Start of INPUT FOR THIS TASK

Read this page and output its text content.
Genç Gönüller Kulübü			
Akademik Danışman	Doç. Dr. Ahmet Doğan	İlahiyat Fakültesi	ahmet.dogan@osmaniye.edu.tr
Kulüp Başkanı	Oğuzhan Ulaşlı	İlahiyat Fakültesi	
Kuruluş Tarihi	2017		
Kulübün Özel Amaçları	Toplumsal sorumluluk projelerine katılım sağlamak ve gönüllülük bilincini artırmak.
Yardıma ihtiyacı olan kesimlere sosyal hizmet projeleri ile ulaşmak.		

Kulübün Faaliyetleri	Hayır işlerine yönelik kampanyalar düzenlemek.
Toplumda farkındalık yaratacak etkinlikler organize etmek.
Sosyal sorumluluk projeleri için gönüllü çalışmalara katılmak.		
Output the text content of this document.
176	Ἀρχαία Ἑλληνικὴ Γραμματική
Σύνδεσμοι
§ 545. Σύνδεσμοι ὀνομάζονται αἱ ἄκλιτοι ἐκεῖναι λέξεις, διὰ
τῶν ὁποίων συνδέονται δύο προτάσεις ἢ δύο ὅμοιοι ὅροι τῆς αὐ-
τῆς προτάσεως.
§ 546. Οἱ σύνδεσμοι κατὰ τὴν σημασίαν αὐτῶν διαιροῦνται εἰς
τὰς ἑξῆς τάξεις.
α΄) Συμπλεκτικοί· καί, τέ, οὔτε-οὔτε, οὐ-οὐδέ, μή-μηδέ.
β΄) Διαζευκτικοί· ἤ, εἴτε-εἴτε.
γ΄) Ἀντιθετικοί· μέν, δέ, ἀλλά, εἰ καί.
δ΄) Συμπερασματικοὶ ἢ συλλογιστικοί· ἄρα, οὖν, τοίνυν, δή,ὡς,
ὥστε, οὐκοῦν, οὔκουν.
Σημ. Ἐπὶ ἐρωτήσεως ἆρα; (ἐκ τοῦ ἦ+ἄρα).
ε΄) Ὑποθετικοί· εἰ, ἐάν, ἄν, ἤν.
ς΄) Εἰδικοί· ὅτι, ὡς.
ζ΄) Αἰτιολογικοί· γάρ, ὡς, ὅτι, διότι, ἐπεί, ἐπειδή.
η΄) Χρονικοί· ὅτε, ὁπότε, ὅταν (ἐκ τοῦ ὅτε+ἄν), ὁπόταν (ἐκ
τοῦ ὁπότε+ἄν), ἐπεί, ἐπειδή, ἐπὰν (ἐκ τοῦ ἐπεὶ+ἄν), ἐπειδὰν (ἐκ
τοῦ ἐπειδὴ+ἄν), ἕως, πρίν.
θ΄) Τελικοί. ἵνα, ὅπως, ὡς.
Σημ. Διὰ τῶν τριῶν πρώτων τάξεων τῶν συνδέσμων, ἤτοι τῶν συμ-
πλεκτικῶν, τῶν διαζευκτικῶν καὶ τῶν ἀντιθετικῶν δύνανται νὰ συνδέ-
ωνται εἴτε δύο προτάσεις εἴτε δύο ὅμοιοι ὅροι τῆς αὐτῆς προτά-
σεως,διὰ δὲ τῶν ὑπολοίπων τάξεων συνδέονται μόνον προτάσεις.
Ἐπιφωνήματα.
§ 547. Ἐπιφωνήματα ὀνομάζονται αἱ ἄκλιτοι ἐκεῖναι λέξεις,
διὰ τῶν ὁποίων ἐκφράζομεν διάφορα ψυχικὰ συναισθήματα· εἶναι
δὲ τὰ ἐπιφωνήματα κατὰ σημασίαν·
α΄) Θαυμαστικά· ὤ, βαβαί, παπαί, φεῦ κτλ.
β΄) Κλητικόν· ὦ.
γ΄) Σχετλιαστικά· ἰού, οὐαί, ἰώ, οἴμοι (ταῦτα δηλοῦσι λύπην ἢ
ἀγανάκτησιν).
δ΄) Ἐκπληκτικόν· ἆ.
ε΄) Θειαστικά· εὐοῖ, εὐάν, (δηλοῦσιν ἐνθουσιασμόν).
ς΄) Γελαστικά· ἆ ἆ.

End of INPUT FOR THIS TASK

Output each record exactly, leaving nothing out.

ANSWER TO THIS TASK:
Read this page and output its text content.
Genç Gönüller Kulübü			
Akademik Danışman	Doç. Dr. Ahmet Doğan	İlahiyat Fakültesi	ahmet.dogan@osmaniye.edu.tr
Kulüp Başkanı	Oğuzhan Ulaşlı	İlahiyat Fakültesi	
Kuruluş Tarihi	2017		
Kulübün Özel Amaçları	Toplumsal sorumluluk projelerine katılım sağlamak ve gönüllülük bilincini artırmak.
Yardıma ihtiyacı olan kesimlere sosyal hizmet projeleri ile ulaşmak.		

Kulübün Faaliyetleri	Hayır işlerine yönelik kampanyalar düzenlemek.
Toplumda farkındalık yaratacak etkinlikler organize etmek.
Sosyal sorumluluk projeleri için gönüllü çalışmalara katılmak.		
Output the text content of this document.
176	Ἀρχαία Ἑλληνικὴ Γραμματική
Σύνδεσμοι
§ 545. Σύνδεσμοι ὀνομάζονται αἱ ἄκλιτοι ἐκεῖναι λέξεις, διὰ
τῶν ὁποίων συνδέονται δύο προτάσεις ἢ δύο ὅμοιοι ὅροι τῆς αὐ-
τῆς προτάσεως.
§ 546. Οἱ σύνδεσμοι κατὰ τὴν σημασίαν αὐτῶν διαιροῦνται εἰς
τὰς ἑξῆς τάξεις.
α΄) Συμπλεκτικοί· καί, τέ, οὔτε-οὔτε, οὐ-οὐδέ, μή-μηδέ.
β΄) Διαζευκτικοί· ἤ, εἴτε-εἴτε.
γ΄) Ἀντιθετικοί· μέν, δέ, ἀλλά, εἰ καί.
δ΄) Συμπερασματικοὶ ἢ συλλογιστικοί· ἄρα, οὖν, τοίνυν, δή,ὡς,
ὥστε, οὐκοῦν, οὔκουν.
Σημ. Ἐπὶ ἐρωτήσεως ἆρα; (ἐκ τοῦ ἦ+ἄρα).
ε΄) Ὑποθετικοί· εἰ, ἐάν, ἄν, ἤν.
ς΄) Εἰδικοί· ὅτι, ὡς.
ζ΄) Αἰτιολογικοί· γάρ, ὡς, ὅτι, διότι, ἐπεί, ἐπειδή.
η΄) Χρονικοί· ὅτε, ὁπότε, ὅταν (ἐκ τοῦ ὅτε+ἄν), ὁπόταν (ἐκ
τοῦ ὁπότε+ἄν), ἐπεί, ἐπειδή, ἐπὰν (ἐκ τοῦ ἐπεὶ+ἄν), ἐπειδὰν (ἐκ
τοῦ ἐπειδὴ+ἄν), ἕως, πρίν.
θ΄) Τελικοί. ἵνα, ὅπως, ὡς.
Σημ. Διὰ τῶν τριῶν πρώτων τάξεων τῶν συνδέσμων, ἤτοι τῶν συμ-
πλεκτικῶν, τῶν διαζευκτικῶν καὶ τῶν ἀντιθετικῶν δύνανται νὰ συνδέ-
ωνται εἴτε δύο προτάσεις εἴτε δύο ὅμοιοι ὅροι τῆς αὐτῆς προτά-
σεως,διὰ δὲ τῶν ὑπολοίπων τάξεων συνδέονται μόνον προτάσεις.
Ἐπιφωνήματα.
§ 547. Ἐπιφωνήματα ὀνομάζονται αἱ ἄκλιτοι ἐκεῖναι λέξεις,
διὰ τῶν ὁποίων ἐκφράζομεν διάφορα ψυχικὰ συναισθήματα· εἶναι
δὲ τὰ ἐπιφωνήματα κατὰ σημασίαν·
α΄) Θαυμαστικά· ὤ, βαβαί, παπαί, φεῦ κτλ.
β΄) Κλητικόν· ὦ.
γ΄) Σχετλιαστικά· ἰού, οὐαί, ἰώ, οἴμοι (ταῦτα δηλοῦσι λύπην ἢ
ἀγανάκτησιν).
δ΄) Ἐκπληκτικόν· ἆ.
ε΄) Θειαστικά· εὐοῖ, εὐάν, (δηλοῦσιν ἐνθουσιασμόν).
ς΄) Γελαστικά· ἆ ἆ.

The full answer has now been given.